> [THE PROBLEM]
Copy, in full, each line of the material that holds the word "如需改动".

--- SOURCE MATERIAL ---

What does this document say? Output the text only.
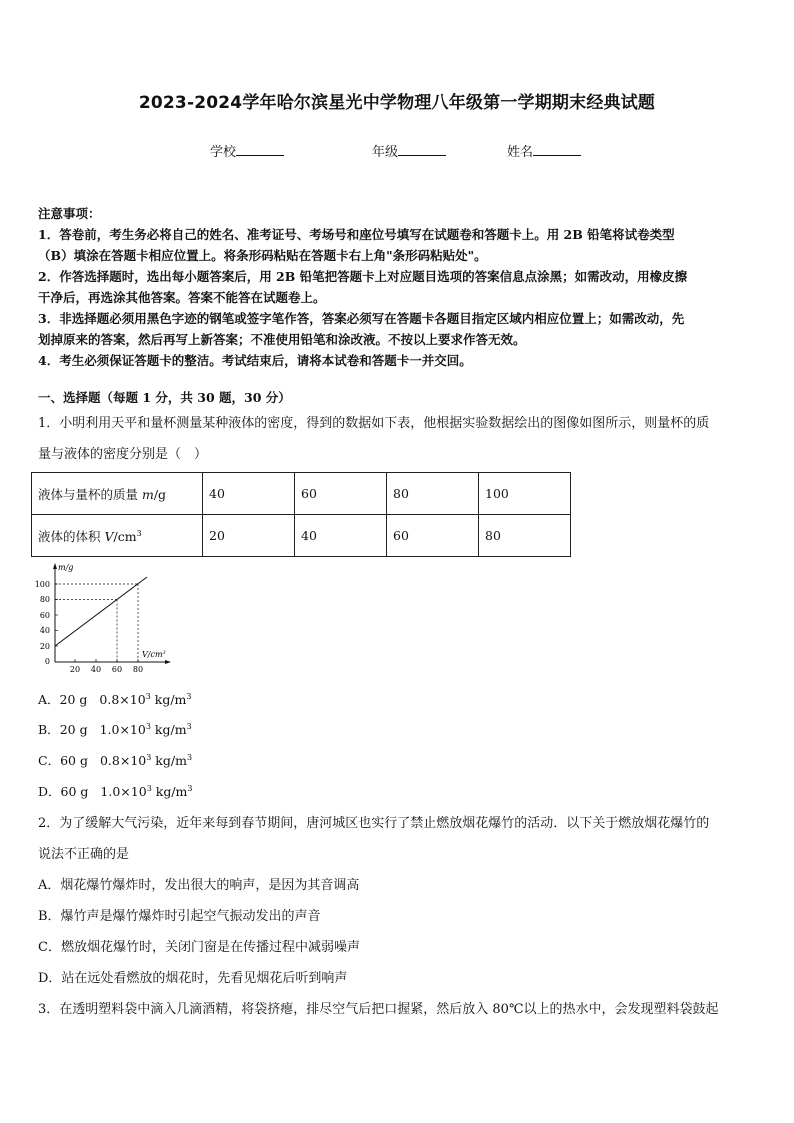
2023-2024学年哈尔滨星光中学物理八年级第一学期期末经典试题
学校	年级	姓名
注意事项：
1．答卷前，考生务必将自己的姓名、准考证号、考场号和座位号填写在试题卷和答题卡上。用 2B 铅笔将试卷类型
（B）填涂在答题卡相应位置上。将条形码粘贴在答题卡右上角"条形码粘贴处"。
2．作答选择题时，选出每小题答案后，用 2B 铅笔把答题卡上对应题目选项的答案信息点涂黑；如需改动，用橡皮擦
干净后，再选涂其他答案。答案不能答在试题卷上。
3．非选择题必须用黑色字迹的钢笔或签字笔作答，答案必须写在答题卡各题目指定区域内相应位置上；如需改动，先
划掉原来的答案，然后再写上新答案；不准使用铅笔和涂改液。不按以上要求作答无效。
4．考生必须保证答题卡的整洁。考试结束后，请将本试卷和答题卡一并交回。
一、选择题（每题 1 分，共 30 题，30 分）
1．小明利用天平和量杯测量某种液体的密度，得到的数据如下表，他根据实验数据绘出的图像如图所示，则量杯的质
量与液体的密度分别是（　）
液体与量杯的质量 m/g	40	60	80	100
液体的体积 $V/cm^3$	20	40	60	80
m/g
$V/cm^3$
100
80
60
40
20
0
20 40 60 80
A．20 g $0.8\times 10^3$ $kg/m^3$
B．20 g $1.0\times 10^3$ $kg/m^3$
C．60 g $0.8\times 10^3$ $kg/m^3$
D．60 g $1.0\times 10^3$ $kg/m^3$
2．为了缓解大气污染，近年来每到春节期间，唐河城区也实行了禁止燃放烟花爆竹的活动．以下关于燃放烟花爆竹的
说法不正确的是
A．烟花爆竹爆炸时，发出很大的响声，是因为其音调高
B．爆竹声是爆竹爆炸时引起空气振动发出的声音
C．燃放烟花爆竹时，关闭门窗是在传播过程中减弱噪声
D．站在远处看燃放的烟花时，先看见烟花后听到响声
3．在透明塑料袋中滴入几滴酒精，将袋挤瘪，排尽空气后把口握紧，然后放入 80℃以上的热水中，会发现塑料袋鼓起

---

> [FINAL RESULT]
2．作答选择题时，选出每小题答案后，用 2B 铅笔把答题卡上对应题目选项的答案信息点涂黑；如需改动，用橡皮擦
3．非选择题必须用黑色字迹的钢笔或签字笔作答，答案必须写在答题卡各题目指定区域内相应位置上；如需改动，先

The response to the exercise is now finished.